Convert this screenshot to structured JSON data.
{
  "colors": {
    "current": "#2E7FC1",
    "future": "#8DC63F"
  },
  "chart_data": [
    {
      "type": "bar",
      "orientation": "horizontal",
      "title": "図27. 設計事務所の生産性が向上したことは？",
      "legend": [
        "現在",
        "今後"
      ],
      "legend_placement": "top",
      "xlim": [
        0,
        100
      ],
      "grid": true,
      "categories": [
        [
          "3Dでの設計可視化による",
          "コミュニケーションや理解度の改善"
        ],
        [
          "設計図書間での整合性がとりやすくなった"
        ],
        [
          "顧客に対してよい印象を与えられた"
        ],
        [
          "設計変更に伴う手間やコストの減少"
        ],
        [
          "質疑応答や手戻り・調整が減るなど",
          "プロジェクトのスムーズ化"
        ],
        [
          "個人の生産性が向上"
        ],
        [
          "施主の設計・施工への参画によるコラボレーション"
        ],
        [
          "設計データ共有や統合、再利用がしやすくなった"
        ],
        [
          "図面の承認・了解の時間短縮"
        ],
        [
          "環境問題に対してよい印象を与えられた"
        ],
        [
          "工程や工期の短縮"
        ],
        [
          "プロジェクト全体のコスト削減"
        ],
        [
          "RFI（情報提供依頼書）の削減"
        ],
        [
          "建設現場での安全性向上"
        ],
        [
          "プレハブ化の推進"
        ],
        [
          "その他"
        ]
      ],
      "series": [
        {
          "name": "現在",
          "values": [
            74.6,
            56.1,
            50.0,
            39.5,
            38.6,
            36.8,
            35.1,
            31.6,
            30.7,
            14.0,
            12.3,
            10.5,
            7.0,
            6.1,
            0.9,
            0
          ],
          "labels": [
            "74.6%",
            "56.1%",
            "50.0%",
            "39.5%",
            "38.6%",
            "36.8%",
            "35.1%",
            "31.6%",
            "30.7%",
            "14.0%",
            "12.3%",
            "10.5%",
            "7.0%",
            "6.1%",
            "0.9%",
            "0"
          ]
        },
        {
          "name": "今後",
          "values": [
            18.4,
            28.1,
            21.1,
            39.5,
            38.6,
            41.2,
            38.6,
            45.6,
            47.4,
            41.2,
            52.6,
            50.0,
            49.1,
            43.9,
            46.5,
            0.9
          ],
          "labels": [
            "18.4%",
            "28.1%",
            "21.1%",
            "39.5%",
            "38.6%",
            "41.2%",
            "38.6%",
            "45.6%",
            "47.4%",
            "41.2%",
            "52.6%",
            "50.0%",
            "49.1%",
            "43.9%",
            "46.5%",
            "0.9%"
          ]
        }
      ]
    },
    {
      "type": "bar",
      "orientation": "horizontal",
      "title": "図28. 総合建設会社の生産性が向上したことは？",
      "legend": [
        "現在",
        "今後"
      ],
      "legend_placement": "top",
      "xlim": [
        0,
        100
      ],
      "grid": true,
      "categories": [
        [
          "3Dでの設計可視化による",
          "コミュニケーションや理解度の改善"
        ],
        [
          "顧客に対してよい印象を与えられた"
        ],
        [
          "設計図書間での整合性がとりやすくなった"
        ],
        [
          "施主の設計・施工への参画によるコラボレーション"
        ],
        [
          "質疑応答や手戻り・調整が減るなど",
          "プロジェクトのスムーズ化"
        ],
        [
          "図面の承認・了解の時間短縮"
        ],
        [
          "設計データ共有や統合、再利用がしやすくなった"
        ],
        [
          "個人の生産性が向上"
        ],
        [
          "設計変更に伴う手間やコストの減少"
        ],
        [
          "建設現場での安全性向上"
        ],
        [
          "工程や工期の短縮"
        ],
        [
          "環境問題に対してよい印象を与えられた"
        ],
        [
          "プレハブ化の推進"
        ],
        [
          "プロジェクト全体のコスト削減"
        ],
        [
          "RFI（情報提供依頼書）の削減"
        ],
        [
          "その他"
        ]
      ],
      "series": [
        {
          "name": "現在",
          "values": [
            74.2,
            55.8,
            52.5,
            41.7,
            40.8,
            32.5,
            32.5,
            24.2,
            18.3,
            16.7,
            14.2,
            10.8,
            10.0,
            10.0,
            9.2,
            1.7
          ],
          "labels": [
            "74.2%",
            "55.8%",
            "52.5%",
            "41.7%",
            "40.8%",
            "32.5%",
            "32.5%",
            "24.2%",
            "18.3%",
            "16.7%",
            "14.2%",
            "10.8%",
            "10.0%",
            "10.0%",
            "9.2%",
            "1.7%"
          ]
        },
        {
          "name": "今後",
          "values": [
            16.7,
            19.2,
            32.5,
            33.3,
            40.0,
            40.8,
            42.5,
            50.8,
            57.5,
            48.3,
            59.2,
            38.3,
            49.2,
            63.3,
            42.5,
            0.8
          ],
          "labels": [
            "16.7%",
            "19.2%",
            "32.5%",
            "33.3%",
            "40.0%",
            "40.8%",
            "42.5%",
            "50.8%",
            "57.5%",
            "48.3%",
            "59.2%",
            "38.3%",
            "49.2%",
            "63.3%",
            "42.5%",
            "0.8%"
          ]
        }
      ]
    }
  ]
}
◆ ◆ ◆
* [TASK DIRECTIONS]: Pull out each record as written and restate it exactly.

* [ANSWER TO THIS EXERCISE]:
Convert this screenshot to structured JSON data.
{
  "colors": {
    "current": "#2E7FC1",
    "future": "#8DC63F"
  },
  "chart_data": [
    {
      "type": "bar",
      "orientation": "horizontal",
      "title": "図27. 設計事務所の生産性が向上したことは？",
      "legend": [
        "現在",
        "今後"
      ],
      "legend_placement": "top",
      "xlim": [
        0,
        100
      ],
      "grid": true,
      "categories": [
        [
          "3Dでの設計可視化による",
          "コミュニケーションや理解度の改善"
        ],
        [
          "設計図書間での整合性がとりやすくなった"
        ],
        [
          "顧客に対してよい印象を与えられた"
        ],
        [
          "設計変更に伴う手間やコストの減少"
        ],
        [
          "質疑応答や手戻り・調整が減るなど",
          "プロジェクトのスムーズ化"
        ],
        [
          "個人の生産性が向上"
        ],
        [
          "施主の設計・施工への参画によるコラボレーション"
        ],
        [
          "設計データ共有や統合、再利用がしやすくなった"
        ],
        [
          "図面の承認・了解の時間短縮"
        ],
        [
          "環境問題に対してよい印象を与えられた"
        ],
        [
          "工程や工期の短縮"
        ],
        [
          "プロジェクト全体のコスト削減"
        ],
        [
          "RFI（情報提供依頼書）の削減"
        ],
        [
          "建設現場での安全性向上"
        ],
        [
          "プレハブ化の推進"
        ],
        [
          "その他"
        ]
      ],
      "series": [
        {
          "name": "現在",
          "values": [
            74.6,
            56.1,
            50.0,
            39.5,
            38.6,
            36.8,
            35.1,
            31.6,
            30.7,
            14.0,
            12.3,
            10.5,
            7.0,
            6.1,
            0.9,
            0
          ],
          "labels": [
            "74.6%",
            "56.1%",
            "50.0%",
            "39.5%",
            "38.6%",
            "36.8%",
            "35.1%",
            "31.6%",
            "30.7%",
            "14.0%",
            "12.3%",
            "10.5%",
            "7.0%",
            "6.1%",
            "0.9%",
            "0"
          ]
        },
        {
          "name": "今後",
          "values": [
            18.4,
            28.1,
            21.1,
            39.5,
            38.6,
            41.2,
            38.6,
            45.6,
            47.4,
            41.2,
            52.6,
            50.0,
            49.1,
            43.9,
            46.5,
            0.9
          ],
          "labels": [
            "18.4%",
            "28.1%",
            "21.1%",
            "39.5%",
            "38.6%",
            "41.2%",
            "38.6%",
            "45.6%",
            "47.4%",
            "41.2%",
            "52.6%",
            "50.0%",
            "49.1%",
            "43.9%",
            "46.5%",
            "0.9%"
          ]
        }
      ]
    },
    {
      "type": "bar",
      "orientation": "horizontal",
      "title": "図28. 総合建設会社の生産性が向上したことは？",
      "legend": [
        "現在",
        "今後"
      ],
      "legend_placement": "top",
      "xlim": [
        0,
        100
      ],
      "grid": true,
      "categories": [
        [
          "3Dでの設計可視化による",
          "コミュニケーションや理解度の改善"
        ],
        [
          "顧客に対してよい印象を与えられた"
        ],
        [
          "設計図書間での整合性がとりやすくなった"
        ],
        [
          "施主の設計・施工への参画によるコラボレーション"
        ],
        [
          "質疑応答や手戻り・調整が減るなど",
          "プロジェクトのスムーズ化"
        ],
        [
          "図面の承認・了解の時間短縮"
        ],
        [
          "設計データ共有や統合、再利用がしやすくなった"
        ],
        [
          "個人の生産性が向上"
        ],
        [
          "設計変更に伴う手間やコストの減少"
        ],
        [
          "建設現場での安全性向上"
        ],
        [
          "工程や工期の短縮"
        ],
        [
          "環境問題に対してよい印象を与えられた"
        ],
        [
          "プレハブ化の推進"
        ],
        [
          "プロジェクト全体のコスト削減"
        ],
        [
          "RFI（情報提供依頼書）の削減"
        ],
        [
          "その他"
        ]
      ],
      "series": [
        {
          "name": "現在",
          "values": [
            74.2,
            55.8,
            52.5,
            41.7,
            40.8,
            32.5,
            32.5,
            24.2,
            18.3,
            16.7,
            14.2,
            10.8,
            10.0,
            10.0,
            9.2,
            1.7
          ],
          "labels": [
            "74.2%",
            "55.8%",
            "52.5%",
            "41.7%",
            "40.8%",
            "32.5%",
            "32.5%",
            "24.2%",
            "18.3%",
            "16.7%",
            "14.2%",
            "10.8%",
            "10.0%",
            "10.0%",
            "9.2%",
            "1.7%"
          ]
        },
        {
          "name": "今後",
          "values": [
            16.7,
            19.2,
            32.5,
            33.3,
            40.0,
            40.8,
            42.5,
            50.8,
            57.5,
            48.3,
            59.2,
            38.3,
            49.2,
            63.3,
            42.5,
            0.8
          ],
          "labels": [
            "16.7%",
            "19.2%",
            "32.5%",
            "33.3%",
            "40.0%",
            "40.8%",
            "42.5%",
            "50.8%",
            "57.5%",
            "48.3%",
            "59.2%",
            "38.3%",
            "49.2%",
            "63.3%",
            "42.5%",
            "0.8%"
          ]
        }
      ]
    }
  ]
}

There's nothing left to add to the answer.